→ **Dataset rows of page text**
###

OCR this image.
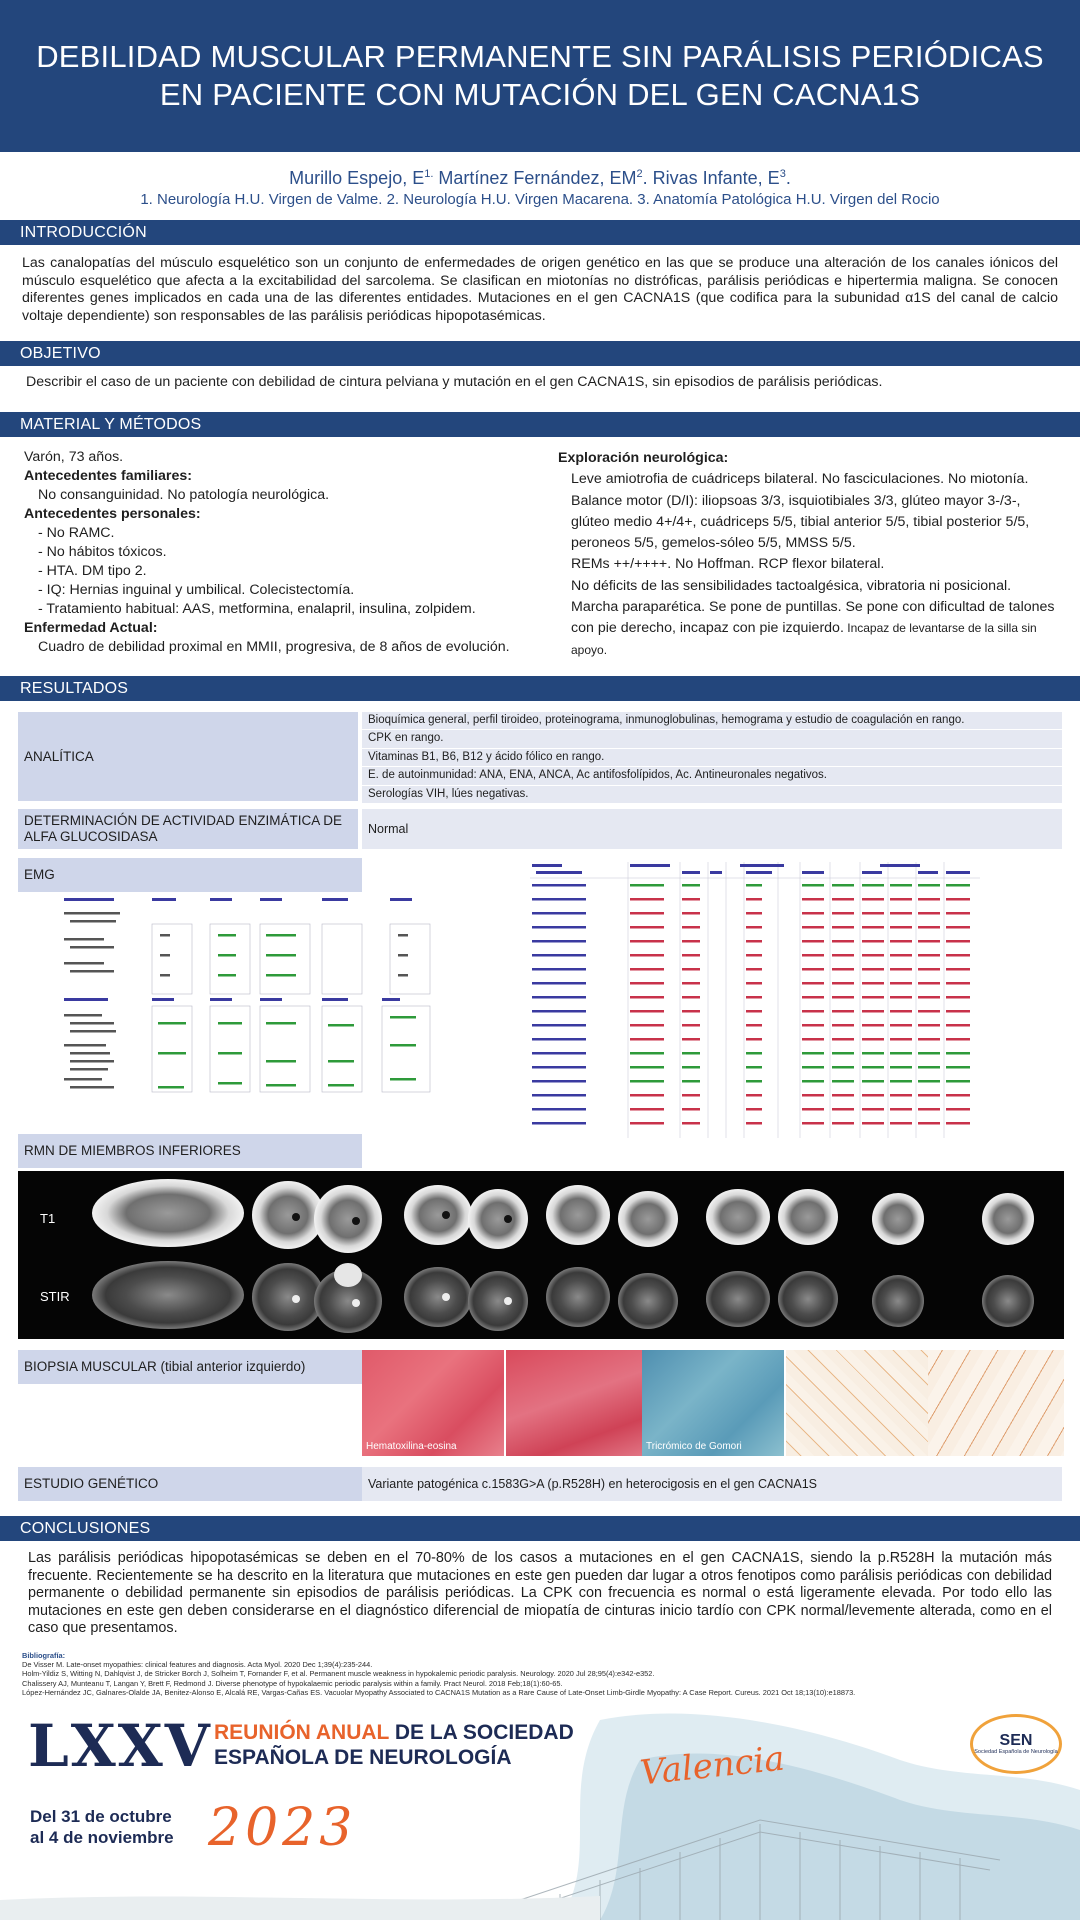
DEBILIDAD MUSCULAR PERMANENTE SIN PARÁLISIS PERIÓDICAS EN PACIENTE CON MUTACIÓN DEL GEN CACNA1S
Murillo Espejo, $E^{1.}$ Martínez Fernández, $EM^2$. Rivas Infante, $E^3$.
1. Neurología H.U. Virgen de Valme. 2. Neurología H.U. Virgen Macarena. 3. Anatomía Patológica H.U. Virgen del Rocio
INTRODUCCIÓN
Las canalopatías del músculo esquelético son un conjunto de enfermedades de origen genético en las que se produce una alteración de los canales iónicos del músculo esquelético que afecta a la excitabilidad del sarcolema. Se clasifican en miotonías no distróficas, parálisis periódicas e hipertermia maligna. Se conocen diferentes genes implicados en cada una de las diferentes entidades. Mutaciones en el gen CACNA1S (que codifica para la subunidad α1S del canal de calcio voltaje dependiente) son responsables de las parálisis periódicas hipopotasémicas.
OBJETIVO
Describir el caso de un paciente con debilidad de cintura pelviana y mutación en el gen CACNA1S, sin episodios de parálisis periódicas.
MATERIAL Y MÉTODOS
Varón, 73 años.
Antecedentes familiares:
No consanguinidad. No patología neurológica.
Antecedentes personales:
- No RAMC.
- No hábitos tóxicos.
- HTA. DM tipo 2.
- IQ: Hernias inguinal y umbilical. Colecistectomía.
- Tratamiento habitual: AAS, metformina, enalapril, insulina, zolpidem.
Enfermedad Actual:
Cuadro de debilidad proximal en MMII, progresiva, de 8 años de evolución.
Exploración neurológica:
Leve amiotrofia de cuádriceps bilateral. No fasciculaciones. No miotonía.
Balance motor (D/I): iliopsoas 3/3, isquiotibiales 3/3, glúteo mayor 3-/3-, glúteo medio 4+/4+, cuádriceps 5/5, tibial anterior 5/5, tibial posterior 5/5, peroneos 5/5, gemelos-sóleo 5/5, MMSS 5/5.
REMs ++/++++. No Hoffman. RCP flexor bilateral.
No déficits de las sensibilidades tactoalgésica, vibratoria ni posicional.
Marcha paraparética. Se pone de puntillas. Se pone con dificultad de talones con pie derecho, incapaz con pie izquierdo. Incapaz de levantarse de la silla sin apoyo.
RESULTADOS
ANALÍTICA
Bioquímica general, perfil tiroideo, proteinograma, inmunoglobulinas, hemograma y estudio de coagulación en rango.
CPK en rango.
Vitaminas B1, B6, B12 y ácido fólico en rango.
E. de autoinmunidad: ANA, ENA, ANCA, Ac antifosfolípidos, Ac. Antineuronales negativos.
Serologías VIH, lúes negativas.
DETERMINACIÓN DE ACTIVIDAD ENZIMÁTICA DE ALFA GLUCOSIDASA	Normal
EMG
RMN DE MIEMBROS INFERIORES
T1
STIR
BIOPSIA MUSCULAR (tibial anterior izquierdo)
Hematoxilina-eosina	Tricrómico de Gomori
ESTUDIO GENÉTICO	Variante patogénica c.1583G>A (p.R528H) en heterocigosis en el gen CACNA1S
CONCLUSIONES
Las parálisis periódicas hipopotasémicas se deben en el 70-80% de los casos a mutaciones en el gen CACNA1S, siendo la p.R528H la mutación más frecuente. Recientemente se ha descrito en la literatura que mutaciones en este gen pueden dar lugar a otros fenotipos como parálisis periódicas con debilidad permanente o debilidad permanente sin episodios de parálisis periódicas. La CPK con frecuencia es normal o está ligeramente elevada. Por todo ello las mutaciones en este gen deben considerarse en el diagnóstico diferencial de miopatía de cinturas inicio tardío con CPK normal/levemente alterada, como en el caso que presentamos.
Bibliografía:
De Visser M. Late-onset myopathies: clinical features and diagnosis. Acta Myol. 2020 Dec 1;39(4):235-244.
Holm-Yildiz S, Witting N, Dahlqvist J, de Stricker Borch J, Solheim T, Fornander F, et al. Permanent muscle weakness in hypokalemic periodic paralysis. Neurology. 2020 Jul 28;95(4):e342-e352.
Chalissery AJ, Munteanu T, Langan Y, Brett F, Redmond J. Diverse phenotype of hypokalaemic periodic paralysis within a family. Pract Neurol. 2018 Feb;18(1):60-65.
López-Hernández JC, Galnares-Olalde JA, Benitez-Alonso E, Alcalá RE, Vargas-Cañas ES. Vacuolar Myopathy Associated to CACNA1S Mutation as a Rare Cause of Late-Onset Limb-Girdle Myopathy: A Case Report. Cureus. 2021 Oct 18;13(10):e18873.
LXXV REUNIÓN ANUAL DE LA SOCIEDAD
ESPAÑOLA DE NEUROLOGÍA
Del 31 de octubre
al 4 de noviembre 2023
Valencia	SEN
Sociedad Española de Neurología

###

A word-for-word copy of all the data is required, minus the pictures.

→ **Task answer**
OCR this image.
DEBILIDAD MUSCULAR PERMANENTE SIN PARÁLISIS PERIÓDICAS EN PACIENTE CON MUTACIÓN DEL GEN CACNA1S
Murillo Espejo, $E^{1.}$ Martínez Fernández, $EM^2$. Rivas Infante, $E^3$.
1. Neurología H.U. Virgen de Valme. 2. Neurología H.U. Virgen Macarena. 3. Anatomía Patológica H.U. Virgen del Rocio
INTRODUCCIÓN
Las canalopatías del músculo esquelético son un conjunto de enfermedades de origen genético en las que se produce una alteración de los canales iónicos del músculo esquelético que afecta a la excitabilidad del sarcolema. Se clasifican en miotonías no distróficas, parálisis periódicas e hipertermia maligna. Se conocen diferentes genes implicados en cada una de las diferentes entidades. Mutaciones en el gen CACNA1S (que codifica para la subunidad α1S del canal de calcio voltaje dependiente) son responsables de las parálisis periódicas hipopotasémicas.
OBJETIVO
Describir el caso de un paciente con debilidad de cintura pelviana y mutación en el gen CACNA1S, sin episodios de parálisis periódicas.
MATERIAL Y MÉTODOS
Varón, 73 años.
Antecedentes familiares:
No consanguinidad. No patología neurológica.
Antecedentes personales:
- No RAMC.
- No hábitos tóxicos.
- HTA. DM tipo 2.
- IQ: Hernias inguinal y umbilical. Colecistectomía.
- Tratamiento habitual: AAS, metformina, enalapril, insulina, zolpidem.
Enfermedad Actual:
Cuadro de debilidad proximal en MMII, progresiva, de 8 años de evolución.
Exploración neurológica:
Leve amiotrofia de cuádriceps bilateral. No fasciculaciones. No miotonía.
Balance motor (D/I): iliopsoas 3/3, isquiotibiales 3/3, glúteo mayor 3-/3-, glúteo medio 4+/4+, cuádriceps 5/5, tibial anterior 5/5, tibial posterior 5/5, peroneos 5/5, gemelos-sóleo 5/5, MMSS 5/5.
REMs ++/++++. No Hoffman. RCP flexor bilateral.
No déficits de las sensibilidades tactoalgésica, vibratoria ni posicional.
Marcha paraparética. Se pone de puntillas. Se pone con dificultad de talones con pie derecho, incapaz con pie izquierdo. Incapaz de levantarse de la silla sin apoyo.
RESULTADOS
ANALÍTICA
Bioquímica general, perfil tiroideo, proteinograma, inmunoglobulinas, hemograma y estudio de coagulación en rango.
CPK en rango.
Vitaminas B1, B6, B12 y ácido fólico en rango.
E. de autoinmunidad: ANA, ENA, ANCA, Ac antifosfolípidos, Ac. Antineuronales negativos.
Serologías VIH, lúes negativas.
DETERMINACIÓN DE ACTIVIDAD ENZIMÁTICA DE ALFA GLUCOSIDASA	Normal
EMG
RMN DE MIEMBROS INFERIORES
T1
STIR
BIOPSIA MUSCULAR (tibial anterior izquierdo)
Hematoxilina-eosina	Tricrómico de Gomori
ESTUDIO GENÉTICO	Variante patogénica c.1583G>A (p.R528H) en heterocigosis en el gen CACNA1S
CONCLUSIONES
Las parálisis periódicas hipopotasémicas se deben en el 70-80% de los casos a mutaciones en el gen CACNA1S, siendo la p.R528H la mutación más frecuente. Recientemente se ha descrito en la literatura que mutaciones en este gen pueden dar lugar a otros fenotipos como parálisis periódicas con debilidad permanente o debilidad permanente sin episodios de parálisis periódicas. La CPK con frecuencia es normal o está ligeramente elevada. Por todo ello las mutaciones en este gen deben considerarse en el diagnóstico diferencial de miopatía de cinturas inicio tardío con CPK normal/levemente alterada, como en el caso que presentamos.
Bibliografía:
De Visser M. Late-onset myopathies: clinical features and diagnosis. Acta Myol. 2020 Dec 1;39(4):235-244.
Holm-Yildiz S, Witting N, Dahlqvist J, de Stricker Borch J, Solheim T, Fornander F, et al. Permanent muscle weakness in hypokalemic periodic paralysis. Neurology. 2020 Jul 28;95(4):e342-e352.
Chalissery AJ, Munteanu T, Langan Y, Brett F, Redmond J. Diverse phenotype of hypokalaemic periodic paralysis within a family. Pract Neurol. 2018 Feb;18(1):60-65.
López-Hernández JC, Galnares-Olalde JA, Benitez-Alonso E, Alcalá RE, Vargas-Cañas ES. Vacuolar Myopathy Associated to CACNA1S Mutation as a Rare Cause of Late-Onset Limb-Girdle Myopathy: A Case Report. Cureus. 2021 Oct 18;13(10):e18873.
LXXV REUNIÓN ANUAL DE LA SOCIEDAD
ESPAÑOLA DE NEUROLOGÍA
Del 31 de octubre
al 4 de noviembre 2023
Valencia	SEN
Sociedad Española de Neurología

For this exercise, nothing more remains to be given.